— Start of RECORDS PROVIDED —

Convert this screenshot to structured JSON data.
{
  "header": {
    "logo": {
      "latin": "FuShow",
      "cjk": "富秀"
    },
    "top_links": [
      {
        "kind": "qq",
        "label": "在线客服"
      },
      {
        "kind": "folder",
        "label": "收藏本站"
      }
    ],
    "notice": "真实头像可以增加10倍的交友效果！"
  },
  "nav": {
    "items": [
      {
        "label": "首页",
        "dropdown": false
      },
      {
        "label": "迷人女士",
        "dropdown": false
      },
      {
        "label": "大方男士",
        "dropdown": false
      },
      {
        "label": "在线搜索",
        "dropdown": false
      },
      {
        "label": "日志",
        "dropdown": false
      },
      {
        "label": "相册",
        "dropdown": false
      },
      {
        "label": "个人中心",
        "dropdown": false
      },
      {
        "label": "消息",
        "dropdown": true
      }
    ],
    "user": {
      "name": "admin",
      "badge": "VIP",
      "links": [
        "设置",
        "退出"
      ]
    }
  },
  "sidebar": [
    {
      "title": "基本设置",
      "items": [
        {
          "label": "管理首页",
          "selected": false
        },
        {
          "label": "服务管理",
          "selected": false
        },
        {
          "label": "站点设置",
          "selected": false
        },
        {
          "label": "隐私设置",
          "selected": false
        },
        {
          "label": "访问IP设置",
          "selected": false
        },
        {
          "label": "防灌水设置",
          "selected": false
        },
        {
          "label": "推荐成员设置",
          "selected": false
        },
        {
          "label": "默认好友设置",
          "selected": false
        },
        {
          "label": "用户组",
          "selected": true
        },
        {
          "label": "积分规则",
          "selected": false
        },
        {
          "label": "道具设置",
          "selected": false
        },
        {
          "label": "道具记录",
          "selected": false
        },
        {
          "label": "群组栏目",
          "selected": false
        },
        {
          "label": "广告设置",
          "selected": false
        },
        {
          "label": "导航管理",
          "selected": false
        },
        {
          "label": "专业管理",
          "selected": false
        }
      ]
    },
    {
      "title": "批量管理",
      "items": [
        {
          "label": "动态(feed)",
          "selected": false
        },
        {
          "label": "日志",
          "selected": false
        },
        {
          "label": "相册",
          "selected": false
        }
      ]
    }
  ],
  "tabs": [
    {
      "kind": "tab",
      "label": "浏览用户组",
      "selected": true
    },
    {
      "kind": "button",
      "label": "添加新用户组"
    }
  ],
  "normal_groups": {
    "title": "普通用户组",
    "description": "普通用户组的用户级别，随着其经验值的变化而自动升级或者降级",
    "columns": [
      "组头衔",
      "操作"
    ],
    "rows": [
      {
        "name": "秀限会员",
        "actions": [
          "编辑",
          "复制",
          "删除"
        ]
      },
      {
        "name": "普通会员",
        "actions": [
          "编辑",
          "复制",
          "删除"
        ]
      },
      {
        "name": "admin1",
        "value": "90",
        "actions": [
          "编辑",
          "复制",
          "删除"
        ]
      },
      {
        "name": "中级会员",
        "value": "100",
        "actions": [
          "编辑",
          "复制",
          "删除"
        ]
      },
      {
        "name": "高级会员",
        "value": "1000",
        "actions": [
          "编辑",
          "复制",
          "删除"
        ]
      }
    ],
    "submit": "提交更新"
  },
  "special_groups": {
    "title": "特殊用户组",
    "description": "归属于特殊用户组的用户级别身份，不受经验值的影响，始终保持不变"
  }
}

— End of RECORDS PROVIDED —

**INSTRUCTIONS TO FOLLOW**
Quote all of the entries verbatim.

**EXERCISE RESULT**
Convert this screenshot to structured JSON data.
{
  "header": {
    "logo": {
      "latin": "FuShow",
      "cjk": "富秀"
    },
    "top_links": [
      {
        "kind": "qq",
        "label": "在线客服"
      },
      {
        "kind": "folder",
        "label": "收藏本站"
      }
    ],
    "notice": "真实头像可以增加10倍的交友效果！"
  },
  "nav": {
    "items": [
      {
        "label": "首页",
        "dropdown": false
      },
      {
        "label": "迷人女士",
        "dropdown": false
      },
      {
        "label": "大方男士",
        "dropdown": false
      },
      {
        "label": "在线搜索",
        "dropdown": false
      },
      {
        "label": "日志",
        "dropdown": false
      },
      {
        "label": "相册",
        "dropdown": false
      },
      {
        "label": "个人中心",
        "dropdown": false
      },
      {
        "label": "消息",
        "dropdown": true
      }
    ],
    "user": {
      "name": "admin",
      "badge": "VIP",
      "links": [
        "设置",
        "退出"
      ]
    }
  },
  "sidebar": [
    {
      "title": "基本设置",
      "items": [
        {
          "label": "管理首页",
          "selected": false
        },
        {
          "label": "服务管理",
          "selected": false
        },
        {
          "label": "站点设置",
          "selected": false
        },
        {
          "label": "隐私设置",
          "selected": false
        },
        {
          "label": "访问IP设置",
          "selected": false
        },
        {
          "label": "防灌水设置",
          "selected": false
        },
        {
          "label": "推荐成员设置",
          "selected": false
        },
        {
          "label": "默认好友设置",
          "selected": false
        },
        {
          "label": "用户组",
          "selected": true
        },
        {
          "label": "积分规则",
          "selected": false
        },
        {
          "label": "道具设置",
          "selected": false
        },
        {
          "label": "道具记录",
          "selected": false
        },
        {
          "label": "群组栏目",
          "selected": false
        },
        {
          "label": "广告设置",
          "selected": false
        },
        {
          "label": "导航管理",
          "selected": false
        },
        {
          "label": "专业管理",
          "selected": false
        }
      ]
    },
    {
      "title": "批量管理",
      "items": [
        {
          "label": "动态(feed)",
          "selected": false
        },
        {
          "label": "日志",
          "selected": false
        },
        {
          "label": "相册",
          "selected": false
        }
      ]
    }
  ],
  "tabs": [
    {
      "kind": "tab",
      "label": "浏览用户组",
      "selected": true
    },
    {
      "kind": "button",
      "label": "添加新用户组"
    }
  ],
  "normal_groups": {
    "title": "普通用户组",
    "description": "普通用户组的用户级别，随着其经验值的变化而自动升级或者降级",
    "columns": [
      "组头衔",
      "操作"
    ],
    "rows": [
      {
        "name": "秀限会员",
        "actions": [
          "编辑",
          "复制",
          "删除"
        ]
      },
      {
        "name": "普通会员",
        "actions": [
          "编辑",
          "复制",
          "删除"
        ]
      },
      {
        "name": "admin1",
        "value": "90",
        "actions": [
          "编辑",
          "复制",
          "删除"
        ]
      },
      {
        "name": "中级会员",
        "value": "100",
        "actions": [
          "编辑",
          "复制",
          "删除"
        ]
      },
      {
        "name": "高级会员",
        "value": "1000",
        "actions": [
          "编辑",
          "复制",
          "删除"
        ]
      }
    ],
    "submit": "提交更新"
  },
  "special_groups": {
    "title": "特殊用户组",
    "description": "归属于特殊用户组的用户级别身份，不受经验值的影响，始终保持不变"
  }
}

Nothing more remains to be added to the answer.